### [Written request]
Lines that hold the word "השוואה" should be located and copied.

begin

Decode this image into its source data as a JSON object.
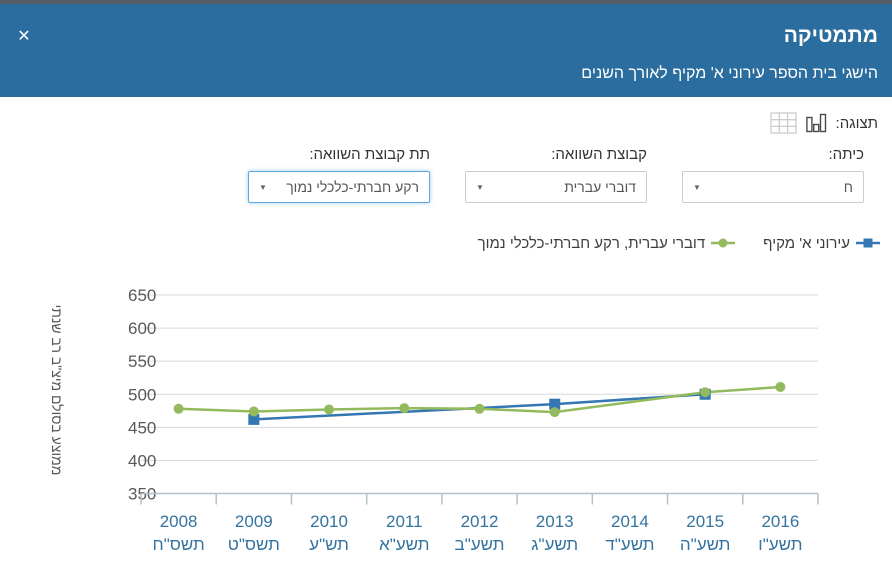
{
  "header": {
    "title": "מתמטיקה",
    "subtitle": "הישגי בית הספר עירוני א' מקיף לאורך השנים",
    "close_glyph": "✕",
    "bg_color": "#2a6d9e"
  },
  "toolbar": {
    "display_label": "תצוגה:"
  },
  "filters": [
    {
      "label": "כיתה:",
      "value": "ח",
      "arrow": "▼"
    },
    {
      "label": "קבוצת השוואה:",
      "value": "דוברי עברית",
      "arrow": "▼"
    },
    {
      "label": "תת קבוצת השוואה:",
      "value": "רקע חברתי-כלכלי נמוך",
      "arrow": "▼"
    }
  ],
  "legend": [
    {
      "label": "עירוני א' מקיף",
      "marker": "square",
      "color": "#3477b2"
    },
    {
      "label": "דוברי עברית, רקע חברתי-כלכלי נמוך",
      "marker": "circle",
      "color": "#94ba5e"
    }
  ],
  "chart_data": {
    "type": "line",
    "title": "",
    "ylabel": "ממוצע בסולם מיצ\"ב רב שנתי",
    "ylim": [
      350,
      650
    ],
    "yticks": [
      350,
      400,
      450,
      500,
      550,
      600,
      650
    ],
    "grid": true,
    "legend_position": "top-right",
    "categories_gregorian": [
      "2008",
      "2009",
      "2010",
      "2011",
      "2012",
      "2013",
      "2014",
      "2015",
      "2016"
    ],
    "categories_hebrew": [
      "תשס\"ח",
      "תשס\"ט",
      "תש\"ע",
      "תשע\"א",
      "תשע\"ב",
      "תשע\"ג",
      "תשע\"ד",
      "תשע\"ה",
      "תשע\"ו"
    ],
    "series": [
      {
        "name": "עירוני א' מקיף",
        "color": "#3477b2",
        "marker": "square",
        "values": [
          null,
          462,
          null,
          null,
          null,
          485,
          null,
          500,
          null
        ]
      },
      {
        "name": "דוברי עברית, רקע חברתי-כלכלי נמוך",
        "color": "#94ba5e",
        "marker": "circle",
        "values": [
          478,
          474,
          477,
          479,
          478,
          473,
          null,
          503,
          511
        ]
      }
    ],
    "axis_color": "#b3bfc9",
    "gridline_color": "#d8d8d8",
    "ytick_color": "#595959",
    "xtick_color": "#34749f"
  }
}
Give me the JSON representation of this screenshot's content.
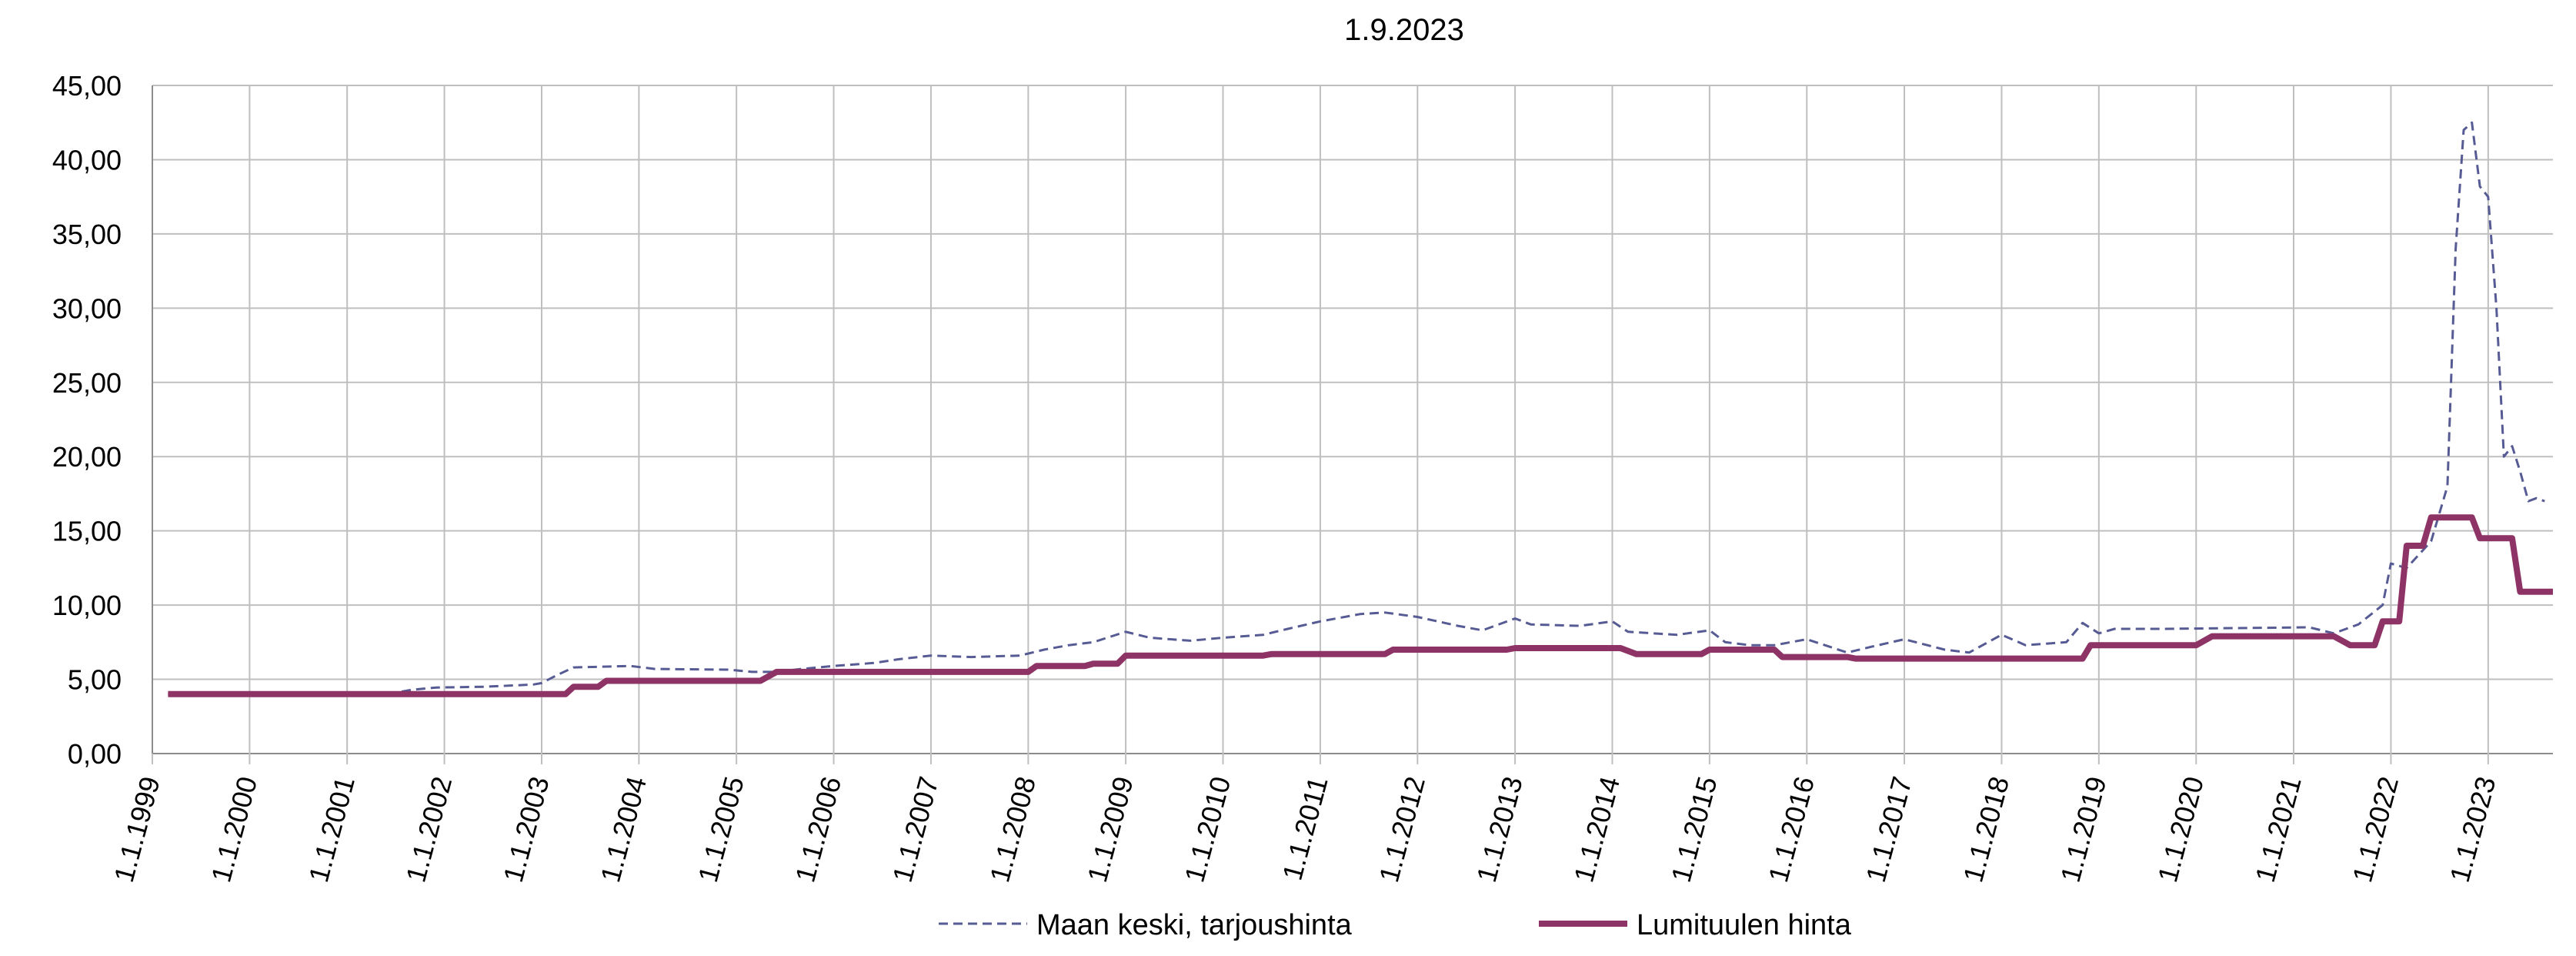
{
  "chart_data": {
    "type": "line",
    "title": "1.9.2023",
    "xlabel": "",
    "ylabel": "",
    "ylim": [
      0,
      45
    ],
    "xlim": [
      "1999-01-01",
      "2023-09-01"
    ],
    "y_ticks": [
      "0,00",
      "5,00",
      "10,00",
      "15,00",
      "20,00",
      "25,00",
      "30,00",
      "35,00",
      "40,00",
      "45,00"
    ],
    "x_ticks": [
      {
        "label": "1.1.1999",
        "date": "1999-01-01"
      },
      {
        "label": "1.1.2000",
        "date": "2000-01-01"
      },
      {
        "label": "1.1.2001",
        "date": "2001-01-01"
      },
      {
        "label": "1.1.2002",
        "date": "2002-01-01"
      },
      {
        "label": "1.1.2003",
        "date": "2003-01-01"
      },
      {
        "label": "1.1.2004",
        "date": "2004-01-01"
      },
      {
        "label": "1.1.2005",
        "date": "2005-01-01"
      },
      {
        "label": "1.1.2006",
        "date": "2006-01-01"
      },
      {
        "label": "1.1.2007",
        "date": "2007-01-01"
      },
      {
        "label": "1.1.2008",
        "date": "2008-01-01"
      },
      {
        "label": "1.1.2009",
        "date": "2009-01-01"
      },
      {
        "label": "1.1.2010",
        "date": "2010-01-01"
      },
      {
        "label": "1.1.2011",
        "date": "2011-01-01"
      },
      {
        "label": "1.1.2012",
        "date": "2012-01-01"
      },
      {
        "label": "1.1.2013",
        "date": "2013-01-01"
      },
      {
        "label": "1.1.2014",
        "date": "2014-01-01"
      },
      {
        "label": "1.1.2015",
        "date": "2015-01-01"
      },
      {
        "label": "1.1.2016",
        "date": "2016-01-01"
      },
      {
        "label": "1.1.2017",
        "date": "2017-01-01"
      },
      {
        "label": "1.1.2018",
        "date": "2018-01-01"
      },
      {
        "label": "1.1.2019",
        "date": "2019-01-01"
      },
      {
        "label": "1.1.2020",
        "date": "2020-01-01"
      },
      {
        "label": "1.1.2021",
        "date": "2021-01-01"
      },
      {
        "label": "1.1.2022",
        "date": "2022-01-01"
      },
      {
        "label": "1.1.2023",
        "date": "2023-01-01"
      }
    ],
    "grid": true,
    "legend_position": "bottom",
    "series": [
      {
        "name": "Maan keski, tarjoushinta",
        "color": "#565b94",
        "style": "dashed",
        "points": [
          [
            "1999-03-01",
            4.0
          ],
          [
            "2001-06-01",
            4.0
          ],
          [
            "2001-09-01",
            4.3
          ],
          [
            "2001-12-01",
            4.45
          ],
          [
            "2002-06-01",
            4.5
          ],
          [
            "2002-12-01",
            4.65
          ],
          [
            "2003-01-01",
            4.75
          ],
          [
            "2003-03-01",
            5.3
          ],
          [
            "2003-05-01",
            5.8
          ],
          [
            "2003-12-01",
            5.9
          ],
          [
            "2004-03-01",
            5.7
          ],
          [
            "2004-12-01",
            5.65
          ],
          [
            "2005-03-01",
            5.5
          ],
          [
            "2005-06-01",
            5.5
          ],
          [
            "2005-09-01",
            5.7
          ],
          [
            "2006-01-01",
            5.9
          ],
          [
            "2006-06-01",
            6.1
          ],
          [
            "2006-09-01",
            6.35
          ],
          [
            "2007-01-01",
            6.6
          ],
          [
            "2007-06-01",
            6.5
          ],
          [
            "2007-12-01",
            6.6
          ],
          [
            "2008-03-01",
            7.0
          ],
          [
            "2008-06-01",
            7.3
          ],
          [
            "2008-09-01",
            7.5
          ],
          [
            "2009-01-01",
            8.2
          ],
          [
            "2009-04-01",
            7.8
          ],
          [
            "2009-09-01",
            7.6
          ],
          [
            "2010-01-01",
            7.8
          ],
          [
            "2010-06-01",
            8.0
          ],
          [
            "2010-09-01",
            8.4
          ],
          [
            "2011-01-01",
            8.9
          ],
          [
            "2011-06-01",
            9.4
          ],
          [
            "2011-09-01",
            9.5
          ],
          [
            "2012-01-01",
            9.2
          ],
          [
            "2012-06-01",
            8.6
          ],
          [
            "2012-09-01",
            8.3
          ],
          [
            "2013-01-01",
            9.1
          ],
          [
            "2013-03-01",
            8.7
          ],
          [
            "2013-09-01",
            8.6
          ],
          [
            "2014-01-01",
            8.9
          ],
          [
            "2014-03-01",
            8.2
          ],
          [
            "2014-09-01",
            8.0
          ],
          [
            "2015-01-01",
            8.3
          ],
          [
            "2015-03-01",
            7.5
          ],
          [
            "2015-06-01",
            7.3
          ],
          [
            "2015-09-01",
            7.3
          ],
          [
            "2016-01-01",
            7.7
          ],
          [
            "2016-06-01",
            6.8
          ],
          [
            "2016-09-01",
            7.2
          ],
          [
            "2017-01-01",
            7.7
          ],
          [
            "2017-06-01",
            7.0
          ],
          [
            "2017-09-01",
            6.8
          ],
          [
            "2018-01-01",
            8.0
          ],
          [
            "2018-04-01",
            7.3
          ],
          [
            "2018-09-01",
            7.5
          ],
          [
            "2018-11-01",
            8.8
          ],
          [
            "2019-01-01",
            8.1
          ],
          [
            "2019-03-01",
            8.4
          ],
          [
            "2019-09-01",
            8.4
          ],
          [
            "2021-03-01",
            8.5
          ],
          [
            "2021-06-01",
            8.1
          ],
          [
            "2021-09-01",
            8.7
          ],
          [
            "2021-12-01",
            10.0
          ],
          [
            "2022-01-01",
            12.8
          ],
          [
            "2022-03-01",
            12.5
          ],
          [
            "2022-06-01",
            14.3
          ],
          [
            "2022-08-01",
            18.0
          ],
          [
            "2022-09-01",
            34.0
          ],
          [
            "2022-10-01",
            42.0
          ],
          [
            "2022-11-01",
            42.5
          ],
          [
            "2022-12-01",
            38.2
          ],
          [
            "2023-01-01",
            37.5
          ],
          [
            "2023-02-01",
            30.0
          ],
          [
            "2023-03-01",
            20.0
          ],
          [
            "2023-04-01",
            20.7
          ],
          [
            "2023-05-01",
            19.0
          ],
          [
            "2023-06-01",
            17.0
          ],
          [
            "2023-07-01",
            17.2
          ],
          [
            "2023-08-01",
            17.0
          ]
        ]
      },
      {
        "name": "Lumituulen hinta",
        "color": "#8e3366",
        "style": "solid",
        "points": [
          [
            "1999-03-01",
            4.0
          ],
          [
            "2003-04-01",
            4.0
          ],
          [
            "2003-05-01",
            4.5
          ],
          [
            "2003-08-01",
            4.5
          ],
          [
            "2003-09-01",
            4.9
          ],
          [
            "2005-04-01",
            4.9
          ],
          [
            "2005-06-01",
            5.5
          ],
          [
            "2008-01-01",
            5.5
          ],
          [
            "2008-02-01",
            5.9
          ],
          [
            "2008-08-01",
            5.9
          ],
          [
            "2008-09-01",
            6.05
          ],
          [
            "2008-12-01",
            6.05
          ],
          [
            "2009-01-01",
            6.6
          ],
          [
            "2010-06-01",
            6.6
          ],
          [
            "2010-07-01",
            6.7
          ],
          [
            "2011-09-01",
            6.7
          ],
          [
            "2011-10-01",
            7.0
          ],
          [
            "2012-12-01",
            7.0
          ],
          [
            "2013-01-01",
            7.1
          ],
          [
            "2014-02-01",
            7.1
          ],
          [
            "2014-04-01",
            6.7
          ],
          [
            "2014-12-01",
            6.7
          ],
          [
            "2015-01-01",
            7.0
          ],
          [
            "2015-09-01",
            7.0
          ],
          [
            "2015-10-01",
            6.5
          ],
          [
            "2016-06-01",
            6.5
          ],
          [
            "2016-07-01",
            6.4
          ],
          [
            "2018-11-01",
            6.4
          ],
          [
            "2018-12-01",
            7.3
          ],
          [
            "2020-01-01",
            7.3
          ],
          [
            "2020-03-01",
            7.9
          ],
          [
            "2021-06-01",
            7.9
          ],
          [
            "2021-08-01",
            7.3
          ],
          [
            "2021-11-01",
            7.3
          ],
          [
            "2021-12-01",
            8.9
          ],
          [
            "2022-02-01",
            8.9
          ],
          [
            "2022-03-01",
            14.0
          ],
          [
            "2022-05-01",
            14.0
          ],
          [
            "2022-06-01",
            15.9
          ],
          [
            "2022-11-01",
            15.9
          ],
          [
            "2022-12-01",
            14.5
          ],
          [
            "2023-04-01",
            14.5
          ],
          [
            "2023-05-01",
            10.9
          ],
          [
            "2023-09-01",
            10.9
          ]
        ]
      }
    ]
  }
}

end

### [Finished exercise]
      "label": "קבוצת השוואה:",
      "label": "תת קבוצת השוואה:",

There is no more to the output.